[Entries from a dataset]
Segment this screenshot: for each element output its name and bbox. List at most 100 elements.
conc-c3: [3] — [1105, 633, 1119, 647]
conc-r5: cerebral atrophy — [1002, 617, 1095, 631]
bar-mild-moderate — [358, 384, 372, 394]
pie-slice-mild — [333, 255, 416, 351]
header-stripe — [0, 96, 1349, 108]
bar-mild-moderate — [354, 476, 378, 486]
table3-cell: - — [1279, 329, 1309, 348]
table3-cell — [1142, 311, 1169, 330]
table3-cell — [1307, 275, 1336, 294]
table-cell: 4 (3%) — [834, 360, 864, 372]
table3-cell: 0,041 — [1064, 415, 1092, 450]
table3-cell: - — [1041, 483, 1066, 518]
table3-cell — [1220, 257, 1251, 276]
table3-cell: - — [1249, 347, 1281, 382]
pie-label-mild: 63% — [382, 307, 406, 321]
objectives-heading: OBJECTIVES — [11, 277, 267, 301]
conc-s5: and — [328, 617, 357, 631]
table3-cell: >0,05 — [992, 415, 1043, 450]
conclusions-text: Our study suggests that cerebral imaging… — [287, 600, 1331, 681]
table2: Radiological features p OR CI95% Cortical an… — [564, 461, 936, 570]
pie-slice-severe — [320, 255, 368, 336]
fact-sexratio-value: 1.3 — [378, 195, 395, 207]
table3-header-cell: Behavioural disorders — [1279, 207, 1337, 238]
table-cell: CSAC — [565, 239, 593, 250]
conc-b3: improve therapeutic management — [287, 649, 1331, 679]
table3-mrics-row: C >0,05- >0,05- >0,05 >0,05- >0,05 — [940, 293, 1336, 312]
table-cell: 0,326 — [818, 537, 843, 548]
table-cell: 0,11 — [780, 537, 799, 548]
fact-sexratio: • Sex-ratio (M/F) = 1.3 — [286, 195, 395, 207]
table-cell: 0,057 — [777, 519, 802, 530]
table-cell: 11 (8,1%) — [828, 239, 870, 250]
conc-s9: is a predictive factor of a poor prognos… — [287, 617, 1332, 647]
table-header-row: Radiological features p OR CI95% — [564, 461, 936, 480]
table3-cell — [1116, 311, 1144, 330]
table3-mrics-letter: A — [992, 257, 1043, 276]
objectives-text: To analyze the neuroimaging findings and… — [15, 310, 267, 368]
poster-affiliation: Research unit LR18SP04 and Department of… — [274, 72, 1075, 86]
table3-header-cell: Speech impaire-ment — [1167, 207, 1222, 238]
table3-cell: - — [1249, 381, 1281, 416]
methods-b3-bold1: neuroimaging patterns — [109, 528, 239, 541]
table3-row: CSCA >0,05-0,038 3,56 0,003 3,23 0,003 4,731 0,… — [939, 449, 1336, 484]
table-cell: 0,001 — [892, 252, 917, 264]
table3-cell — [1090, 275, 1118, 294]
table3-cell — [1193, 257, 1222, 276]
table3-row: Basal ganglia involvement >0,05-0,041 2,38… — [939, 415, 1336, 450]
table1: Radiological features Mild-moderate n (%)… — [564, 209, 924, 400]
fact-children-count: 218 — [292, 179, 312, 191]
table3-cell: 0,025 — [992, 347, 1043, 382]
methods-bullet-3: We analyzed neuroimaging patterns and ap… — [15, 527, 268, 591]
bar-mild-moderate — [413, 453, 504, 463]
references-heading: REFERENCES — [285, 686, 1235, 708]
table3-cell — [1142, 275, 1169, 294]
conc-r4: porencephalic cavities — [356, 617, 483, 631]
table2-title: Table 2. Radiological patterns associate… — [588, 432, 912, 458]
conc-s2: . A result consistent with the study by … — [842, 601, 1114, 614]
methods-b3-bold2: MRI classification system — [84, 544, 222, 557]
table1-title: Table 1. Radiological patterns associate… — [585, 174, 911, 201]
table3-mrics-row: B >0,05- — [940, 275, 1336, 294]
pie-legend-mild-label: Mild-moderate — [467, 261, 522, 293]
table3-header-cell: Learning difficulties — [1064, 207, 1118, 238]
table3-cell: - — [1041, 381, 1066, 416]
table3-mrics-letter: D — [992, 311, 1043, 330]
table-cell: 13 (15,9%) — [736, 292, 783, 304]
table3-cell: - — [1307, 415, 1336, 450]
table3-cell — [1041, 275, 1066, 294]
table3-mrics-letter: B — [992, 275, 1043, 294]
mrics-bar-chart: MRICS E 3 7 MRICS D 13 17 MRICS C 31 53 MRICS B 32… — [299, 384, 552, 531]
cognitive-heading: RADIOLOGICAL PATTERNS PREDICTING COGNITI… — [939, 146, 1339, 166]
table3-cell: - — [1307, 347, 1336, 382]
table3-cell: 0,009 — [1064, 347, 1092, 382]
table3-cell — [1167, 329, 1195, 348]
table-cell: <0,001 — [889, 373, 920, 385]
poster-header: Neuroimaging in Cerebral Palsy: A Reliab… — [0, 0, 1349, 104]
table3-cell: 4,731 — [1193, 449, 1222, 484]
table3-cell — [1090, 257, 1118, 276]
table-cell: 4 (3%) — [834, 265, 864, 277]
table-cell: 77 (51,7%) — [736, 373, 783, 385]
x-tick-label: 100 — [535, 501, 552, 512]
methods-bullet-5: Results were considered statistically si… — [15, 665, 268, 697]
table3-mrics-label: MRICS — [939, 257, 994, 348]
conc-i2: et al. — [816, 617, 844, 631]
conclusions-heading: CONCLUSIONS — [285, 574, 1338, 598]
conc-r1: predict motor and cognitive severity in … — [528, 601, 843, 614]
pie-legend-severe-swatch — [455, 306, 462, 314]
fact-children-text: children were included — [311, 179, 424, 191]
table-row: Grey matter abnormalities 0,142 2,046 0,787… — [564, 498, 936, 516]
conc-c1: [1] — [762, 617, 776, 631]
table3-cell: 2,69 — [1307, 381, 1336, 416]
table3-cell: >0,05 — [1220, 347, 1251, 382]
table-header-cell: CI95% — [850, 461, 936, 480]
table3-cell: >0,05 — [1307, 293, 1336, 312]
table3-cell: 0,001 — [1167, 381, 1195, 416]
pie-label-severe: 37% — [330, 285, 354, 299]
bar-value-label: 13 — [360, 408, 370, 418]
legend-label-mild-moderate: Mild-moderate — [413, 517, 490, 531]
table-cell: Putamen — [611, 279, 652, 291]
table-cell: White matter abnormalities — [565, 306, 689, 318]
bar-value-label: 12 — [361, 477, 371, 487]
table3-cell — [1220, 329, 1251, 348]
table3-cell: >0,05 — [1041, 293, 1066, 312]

● **Stated goal**: Put every line of the material above into a numbered list, leaving out any blank lines.

● **Written answer**:
1. Segment this screenshot: for each element output its name and bbox. List at most 100 elements.
2. conc-c3: [3] — [1105, 633, 1119, 647]
3. conc-r5: cerebral atrophy — [1002, 617, 1095, 631]
4. bar-mild-moderate — [358, 384, 372, 394]
5. pie-slice-mild — [333, 255, 416, 351]
6. header-stripe — [0, 96, 1349, 108]
7. bar-mild-moderate — [354, 476, 378, 486]
8. table3-cell: - — [1279, 329, 1309, 348]
9. table3-cell — [1142, 311, 1169, 330]
10. table3-cell — [1307, 275, 1336, 294]
11. table-cell: 4 (3%) — [834, 360, 864, 372]
12. table3-cell: 0,041 — [1064, 415, 1092, 450]
13. table3-cell: - — [1041, 483, 1066, 518]
14. table3-cell — [1220, 257, 1251, 276]
15. table3-cell: - — [1249, 347, 1281, 382]
16. pie-label-mild: 63% — [382, 307, 406, 321]
17. objectives-heading: OBJECTIVES — [11, 277, 267, 301]
18. conc-s5: and — [328, 617, 357, 631]
19. table3-cell: >0,05 — [992, 415, 1043, 450]
20. conclusions-text: Our study suggests that cerebral imaging… — [287, 600, 1331, 681]
21. table2: Radiological features p OR CI95% Cortical an… — [564, 461, 936, 570]
22. pie-slice-severe — [320, 255, 368, 336]
23. fact-sexratio-value: 1.3 — [378, 195, 395, 207]
24. table3-header-cell: Behavioural disorders — [1279, 207, 1337, 238]
25. table-cell: CSAC — [565, 239, 593, 250]
26. conc-b3: improve therapeutic management — [287, 649, 1331, 679]
27. table3-mrics-row: C >0,05- >0,05- >0,05 >0,05- >0,05 — [940, 293, 1336, 312]
28. table-cell: 0,326 — [818, 537, 843, 548]
29. table-cell: 0,11 — [780, 537, 799, 548]
30. fact-sexratio: • Sex-ratio (M/F) = 1.3 — [286, 195, 395, 207]
31. table-cell: 0,057 — [777, 519, 802, 530]
32. table-cell: 11 (8,1%) — [828, 239, 870, 250]
33. conc-s9: is a predictive factor of a poor prognos… — [287, 617, 1332, 647]
34. table-header-row: Radiological features p OR CI95% — [564, 461, 936, 480]
35. table3-cell — [1116, 311, 1144, 330]
36. table3-mrics-letter: A — [992, 257, 1043, 276]
37. objectives-text: To analyze the neuroimaging findings and… — [15, 310, 267, 368]
38. poster-affiliation: Research unit LR18SP04 and Department of… — [274, 72, 1075, 86]
39. table3-header-cell: Speech impaire-ment — [1167, 207, 1222, 238]
40. table3-cell: - — [1249, 381, 1281, 416]
41. methods-b3-bold1: neuroimaging patterns — [109, 528, 239, 541]
42. table3-row: CSCA >0,05-0,038 3,56 0,003 3,23 0,003 4,731 0,… — [939, 449, 1336, 484]
43. table-cell: 0,001 — [892, 252, 917, 264]
44. table3-cell — [1090, 275, 1118, 294]
45. table3-cell — [1193, 257, 1222, 276]
46. table3-row: Basal ganglia involvement >0,05-0,041 2,38… — [939, 415, 1336, 450]
47. table1: Radiological features Mild-moderate n (%)… — [564, 209, 924, 400]
48. fact-children-count: 218 — [292, 179, 312, 191]
49. table3-cell: 0,025 — [992, 347, 1043, 382]
50. methods-bullet-3: We analyzed neuroimaging patterns and ap… — [15, 527, 268, 591]
51. bar-mild-moderate — [413, 453, 504, 463]
52. references-heading: REFERENCES — [285, 686, 1235, 708]
53. table3-cell — [1142, 275, 1169, 294]
54. conc-r4: porencephalic cavities — [356, 617, 483, 631]
55. table2-title: Table 2. Radiological patterns associate… — [588, 432, 912, 458]
56. conc-s2: . A result consistent with the study by … — [842, 601, 1114, 614]
57. methods-b3-bold2: MRI classification system — [84, 544, 222, 557]
58. table1-title: Table 1. Radiological patterns associate… — [585, 174, 911, 201]
59. table3-mrics-row: B >0,05- — [940, 275, 1336, 294]
60. pie-legend-mild-label: Mild-moderate — [467, 261, 522, 293]
61. table3-header-cell: Learning difficulties — [1064, 207, 1118, 238]
62. table3-cell: - — [1041, 381, 1066, 416]
63. table3-mrics-letter: D — [992, 311, 1043, 330]
64. table-cell: 13 (15,9%) — [736, 292, 783, 304]
65. table3-cell: - — [1307, 415, 1336, 450]
66. table3-cell — [1041, 275, 1066, 294]
67. table3-mrics-letter: B — [992, 275, 1043, 294]
68. mrics-bar-chart: MRICS E 3 7 MRICS D 13 17 MRICS C 31 53 MRICS B 32… — [299, 384, 552, 531]
69. cognitive-heading: RADIOLOGICAL PATTERNS PREDICTING COGNITI… — [939, 146, 1339, 166]
70. table3-cell: - — [1307, 347, 1336, 382]
71. table3-cell: 0,009 — [1064, 347, 1092, 382]
72. table3-cell — [1167, 329, 1195, 348]
73. table-cell: <0,001 — [889, 373, 920, 385]
74. poster-header: Neuroimaging in Cerebral Palsy: A Reliab… — [0, 0, 1349, 104]
75. table3-cell: 4,731 — [1193, 449, 1222, 484]
76. table3-cell — [1090, 257, 1118, 276]
77. table-cell: 4 (3%) — [834, 265, 864, 277]
78. table-cell: 77 (51,7%) — [736, 373, 783, 385]
79. x-tick-label: 100 — [535, 501, 552, 512]
80. methods-bullet-5: Results were considered statistically si… — [15, 665, 268, 697]
81. table3-mrics-label: MRICS — [939, 257, 994, 348]
82. conc-i2: et al. — [816, 617, 844, 631]
83. conclusions-heading: CONCLUSIONS — [285, 574, 1338, 598]
84. conc-r1: predict motor and cognitive severity in … — [528, 601, 843, 614]
85. pie-legend-severe-swatch — [455, 306, 462, 314]
86. fact-children-text: children were included — [311, 179, 424, 191]
87. table-row: Grey matter abnormalities 0,142 2,046 0,787… — [564, 498, 936, 516]
88. conc-c1: [1] — [762, 617, 776, 631]
89. table3-cell: 2,69 — [1307, 381, 1336, 416]
90. table3-cell: >0,05 — [1220, 347, 1251, 382]
91. table-header-cell: CI95% — [850, 461, 936, 480]
92. table3-cell: >0,05 — [1307, 293, 1336, 312]
93. table3-cell: 0,001 — [1167, 381, 1195, 416]
94. pie-label-severe: 37% — [330, 285, 354, 299]
95. bar-value-label: 13 — [360, 408, 370, 418]
96. legend-label-mild-moderate: Mild-moderate — [413, 517, 490, 531]
97. table-cell: Putamen — [611, 279, 652, 291]
98. table-cell: White matter abnormalities — [565, 306, 689, 318]
99. bar-value-label: 12 — [361, 477, 371, 487]
100. table3-cell — [1220, 329, 1251, 348]
101. table3-cell: >0,05 — [1041, 293, 1066, 312]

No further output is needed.